• [EXERCISE]:
Pick out each line with the word "main" from the material that follows.

• [RECORDS TO PROCESS]:
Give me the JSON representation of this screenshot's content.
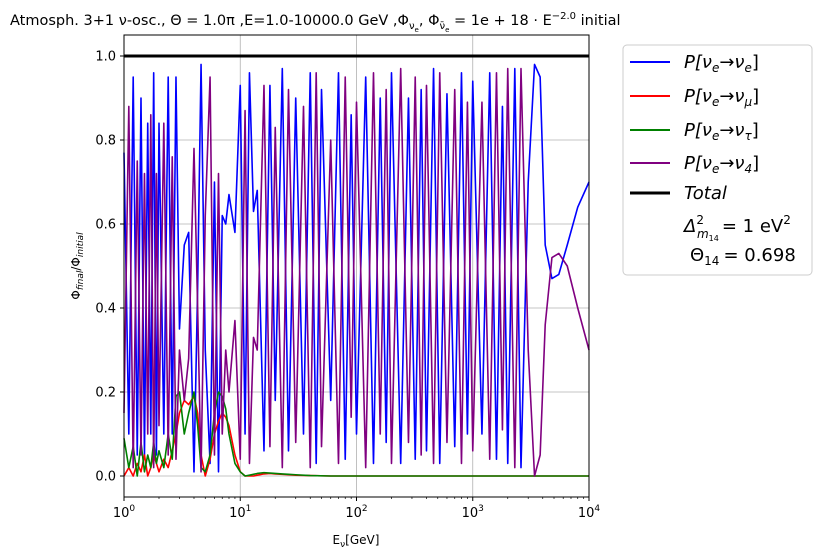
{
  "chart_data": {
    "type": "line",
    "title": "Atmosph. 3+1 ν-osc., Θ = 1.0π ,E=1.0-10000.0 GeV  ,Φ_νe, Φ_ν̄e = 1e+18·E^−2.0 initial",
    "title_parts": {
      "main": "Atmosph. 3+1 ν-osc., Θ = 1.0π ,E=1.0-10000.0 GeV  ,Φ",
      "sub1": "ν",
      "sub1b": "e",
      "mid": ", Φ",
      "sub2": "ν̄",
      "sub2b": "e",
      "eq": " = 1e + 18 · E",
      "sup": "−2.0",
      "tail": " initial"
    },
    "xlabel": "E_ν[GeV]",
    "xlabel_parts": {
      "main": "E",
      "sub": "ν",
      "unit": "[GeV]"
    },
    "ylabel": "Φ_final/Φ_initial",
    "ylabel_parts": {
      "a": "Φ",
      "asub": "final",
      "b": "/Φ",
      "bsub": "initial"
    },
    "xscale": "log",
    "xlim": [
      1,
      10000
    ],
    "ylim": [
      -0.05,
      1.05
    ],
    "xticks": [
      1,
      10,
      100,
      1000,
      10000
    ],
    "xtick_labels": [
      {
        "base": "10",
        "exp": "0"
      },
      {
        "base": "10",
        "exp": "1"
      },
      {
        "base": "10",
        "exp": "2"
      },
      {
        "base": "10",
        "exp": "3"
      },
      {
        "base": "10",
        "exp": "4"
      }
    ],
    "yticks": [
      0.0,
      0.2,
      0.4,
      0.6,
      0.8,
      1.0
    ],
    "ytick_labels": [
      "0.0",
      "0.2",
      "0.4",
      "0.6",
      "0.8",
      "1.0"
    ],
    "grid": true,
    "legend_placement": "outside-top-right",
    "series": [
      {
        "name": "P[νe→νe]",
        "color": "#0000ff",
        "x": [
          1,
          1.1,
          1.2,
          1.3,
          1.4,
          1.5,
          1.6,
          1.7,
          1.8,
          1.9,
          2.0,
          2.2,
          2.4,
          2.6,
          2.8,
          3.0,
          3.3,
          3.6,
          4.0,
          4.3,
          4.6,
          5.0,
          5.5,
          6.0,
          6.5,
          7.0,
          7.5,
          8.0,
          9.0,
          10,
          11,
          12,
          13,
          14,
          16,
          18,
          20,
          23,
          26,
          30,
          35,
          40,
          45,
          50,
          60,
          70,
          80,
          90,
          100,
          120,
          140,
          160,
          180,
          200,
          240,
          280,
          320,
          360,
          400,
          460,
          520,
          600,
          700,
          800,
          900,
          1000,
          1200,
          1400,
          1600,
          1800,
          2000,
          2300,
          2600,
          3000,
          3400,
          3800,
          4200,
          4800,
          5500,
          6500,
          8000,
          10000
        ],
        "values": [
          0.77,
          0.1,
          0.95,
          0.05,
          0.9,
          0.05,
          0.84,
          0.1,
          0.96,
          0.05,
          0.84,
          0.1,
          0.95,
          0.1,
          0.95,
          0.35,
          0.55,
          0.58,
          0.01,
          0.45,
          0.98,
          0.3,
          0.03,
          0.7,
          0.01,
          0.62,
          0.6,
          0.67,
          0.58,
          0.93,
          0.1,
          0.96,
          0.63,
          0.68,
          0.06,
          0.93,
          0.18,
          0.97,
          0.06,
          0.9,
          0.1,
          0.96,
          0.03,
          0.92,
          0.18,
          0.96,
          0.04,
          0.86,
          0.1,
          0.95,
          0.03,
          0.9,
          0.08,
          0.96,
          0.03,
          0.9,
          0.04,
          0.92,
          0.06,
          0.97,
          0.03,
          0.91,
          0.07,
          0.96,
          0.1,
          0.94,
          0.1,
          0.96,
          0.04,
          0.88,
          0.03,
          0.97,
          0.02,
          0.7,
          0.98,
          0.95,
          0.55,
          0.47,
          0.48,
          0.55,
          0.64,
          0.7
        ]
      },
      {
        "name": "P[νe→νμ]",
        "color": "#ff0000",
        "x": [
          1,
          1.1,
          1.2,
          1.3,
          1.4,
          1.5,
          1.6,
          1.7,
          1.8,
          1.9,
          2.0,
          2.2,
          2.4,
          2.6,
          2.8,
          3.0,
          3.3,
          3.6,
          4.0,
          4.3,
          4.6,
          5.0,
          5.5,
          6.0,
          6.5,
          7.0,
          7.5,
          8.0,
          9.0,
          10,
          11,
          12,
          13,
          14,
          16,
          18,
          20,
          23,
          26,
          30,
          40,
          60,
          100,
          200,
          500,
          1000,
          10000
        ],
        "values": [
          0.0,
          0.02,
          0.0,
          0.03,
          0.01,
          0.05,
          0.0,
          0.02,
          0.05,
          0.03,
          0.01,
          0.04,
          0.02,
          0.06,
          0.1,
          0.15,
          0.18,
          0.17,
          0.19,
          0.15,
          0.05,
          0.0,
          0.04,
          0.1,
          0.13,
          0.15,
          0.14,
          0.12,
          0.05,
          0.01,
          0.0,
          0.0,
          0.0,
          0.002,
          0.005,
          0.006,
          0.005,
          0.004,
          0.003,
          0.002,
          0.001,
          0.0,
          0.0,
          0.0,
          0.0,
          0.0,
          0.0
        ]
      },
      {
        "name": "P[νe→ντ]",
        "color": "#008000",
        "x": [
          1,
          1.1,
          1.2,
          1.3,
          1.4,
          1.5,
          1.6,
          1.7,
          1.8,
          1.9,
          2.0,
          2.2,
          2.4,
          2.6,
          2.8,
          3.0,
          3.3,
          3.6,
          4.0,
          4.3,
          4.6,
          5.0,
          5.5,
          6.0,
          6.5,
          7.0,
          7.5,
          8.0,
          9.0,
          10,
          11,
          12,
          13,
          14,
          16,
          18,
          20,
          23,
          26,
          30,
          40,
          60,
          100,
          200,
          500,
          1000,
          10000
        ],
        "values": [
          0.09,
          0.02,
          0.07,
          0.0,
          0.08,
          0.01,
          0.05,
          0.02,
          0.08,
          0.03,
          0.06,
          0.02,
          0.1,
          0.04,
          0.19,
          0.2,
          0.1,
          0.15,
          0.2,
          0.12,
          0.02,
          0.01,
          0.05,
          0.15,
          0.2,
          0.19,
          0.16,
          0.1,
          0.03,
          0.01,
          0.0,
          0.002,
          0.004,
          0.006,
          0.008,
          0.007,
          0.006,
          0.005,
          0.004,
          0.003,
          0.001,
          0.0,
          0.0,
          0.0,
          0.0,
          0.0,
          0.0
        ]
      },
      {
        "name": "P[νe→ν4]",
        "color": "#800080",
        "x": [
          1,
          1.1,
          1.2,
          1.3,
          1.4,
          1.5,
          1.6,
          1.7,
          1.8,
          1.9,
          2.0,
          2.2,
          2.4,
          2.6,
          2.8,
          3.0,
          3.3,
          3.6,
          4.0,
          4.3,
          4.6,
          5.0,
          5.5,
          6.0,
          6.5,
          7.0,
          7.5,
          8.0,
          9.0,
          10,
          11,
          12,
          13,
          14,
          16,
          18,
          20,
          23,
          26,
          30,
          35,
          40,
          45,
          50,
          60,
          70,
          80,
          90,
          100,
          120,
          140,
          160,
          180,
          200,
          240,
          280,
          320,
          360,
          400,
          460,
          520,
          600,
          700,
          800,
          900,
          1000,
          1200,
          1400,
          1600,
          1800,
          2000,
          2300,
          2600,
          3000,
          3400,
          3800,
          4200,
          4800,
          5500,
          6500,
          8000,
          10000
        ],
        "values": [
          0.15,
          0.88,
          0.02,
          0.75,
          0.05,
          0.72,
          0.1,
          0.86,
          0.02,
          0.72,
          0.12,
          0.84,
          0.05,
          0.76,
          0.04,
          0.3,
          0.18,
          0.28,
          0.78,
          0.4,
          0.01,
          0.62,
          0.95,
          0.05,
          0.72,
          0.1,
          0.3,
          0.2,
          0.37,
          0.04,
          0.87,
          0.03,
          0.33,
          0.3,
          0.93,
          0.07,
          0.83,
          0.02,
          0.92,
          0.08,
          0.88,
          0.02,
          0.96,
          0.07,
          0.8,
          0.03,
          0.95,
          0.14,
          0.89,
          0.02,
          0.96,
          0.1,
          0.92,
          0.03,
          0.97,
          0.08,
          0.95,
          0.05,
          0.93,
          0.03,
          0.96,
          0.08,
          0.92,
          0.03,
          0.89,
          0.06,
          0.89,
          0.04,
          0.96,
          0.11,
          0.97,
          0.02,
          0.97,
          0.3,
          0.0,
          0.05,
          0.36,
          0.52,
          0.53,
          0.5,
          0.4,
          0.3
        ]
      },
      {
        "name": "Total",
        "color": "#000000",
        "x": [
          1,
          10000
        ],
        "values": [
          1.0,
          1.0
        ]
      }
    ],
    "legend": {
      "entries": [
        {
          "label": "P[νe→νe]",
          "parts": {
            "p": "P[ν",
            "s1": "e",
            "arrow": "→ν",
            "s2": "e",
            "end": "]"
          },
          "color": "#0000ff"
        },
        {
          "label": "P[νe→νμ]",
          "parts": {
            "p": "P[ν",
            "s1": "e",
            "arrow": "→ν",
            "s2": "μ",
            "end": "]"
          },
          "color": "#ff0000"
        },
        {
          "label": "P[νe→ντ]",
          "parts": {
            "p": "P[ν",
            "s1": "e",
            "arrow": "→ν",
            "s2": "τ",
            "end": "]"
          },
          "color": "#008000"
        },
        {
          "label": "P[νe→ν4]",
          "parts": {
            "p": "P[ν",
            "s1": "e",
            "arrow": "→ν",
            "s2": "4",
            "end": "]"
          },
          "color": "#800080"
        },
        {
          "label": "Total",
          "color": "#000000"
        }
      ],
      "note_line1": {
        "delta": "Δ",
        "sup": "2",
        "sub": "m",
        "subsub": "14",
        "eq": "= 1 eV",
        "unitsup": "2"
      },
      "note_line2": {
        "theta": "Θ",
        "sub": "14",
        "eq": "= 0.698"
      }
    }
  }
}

* * *

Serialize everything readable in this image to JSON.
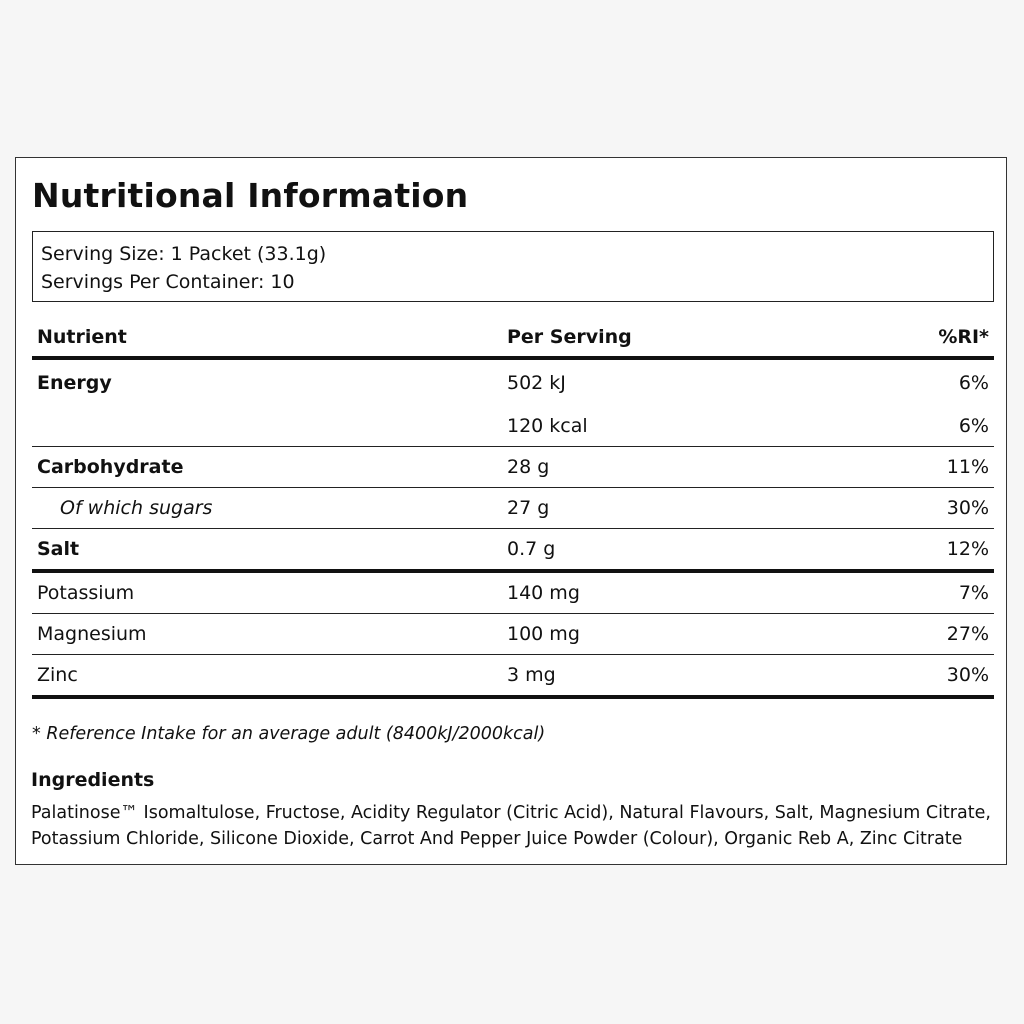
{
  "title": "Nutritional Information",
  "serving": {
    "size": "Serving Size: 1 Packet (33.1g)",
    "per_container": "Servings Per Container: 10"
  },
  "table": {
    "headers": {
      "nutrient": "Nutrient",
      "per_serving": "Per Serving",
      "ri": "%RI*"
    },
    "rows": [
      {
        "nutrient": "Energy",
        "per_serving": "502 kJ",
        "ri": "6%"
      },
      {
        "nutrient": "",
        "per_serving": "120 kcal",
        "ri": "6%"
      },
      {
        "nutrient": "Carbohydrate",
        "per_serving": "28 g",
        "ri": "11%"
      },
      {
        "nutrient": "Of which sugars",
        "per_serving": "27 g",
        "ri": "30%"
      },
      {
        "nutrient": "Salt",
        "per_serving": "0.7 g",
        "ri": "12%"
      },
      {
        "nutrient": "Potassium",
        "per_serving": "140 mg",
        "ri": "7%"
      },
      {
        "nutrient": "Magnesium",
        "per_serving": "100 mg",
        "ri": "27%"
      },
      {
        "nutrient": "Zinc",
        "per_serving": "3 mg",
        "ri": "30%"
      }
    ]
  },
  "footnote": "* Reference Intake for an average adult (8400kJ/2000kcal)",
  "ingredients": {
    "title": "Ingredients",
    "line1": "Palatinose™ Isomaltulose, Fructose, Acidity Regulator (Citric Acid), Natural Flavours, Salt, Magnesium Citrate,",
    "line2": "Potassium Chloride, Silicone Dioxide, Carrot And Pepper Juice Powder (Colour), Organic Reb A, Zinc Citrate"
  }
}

• [ANSWER FOR THE TASK]:
      "main": "Atmosph. 3+1 ν-osc., Θ = 1.0π ,E=1.0-10000.0 GeV  ,Φ",
      "main": "E",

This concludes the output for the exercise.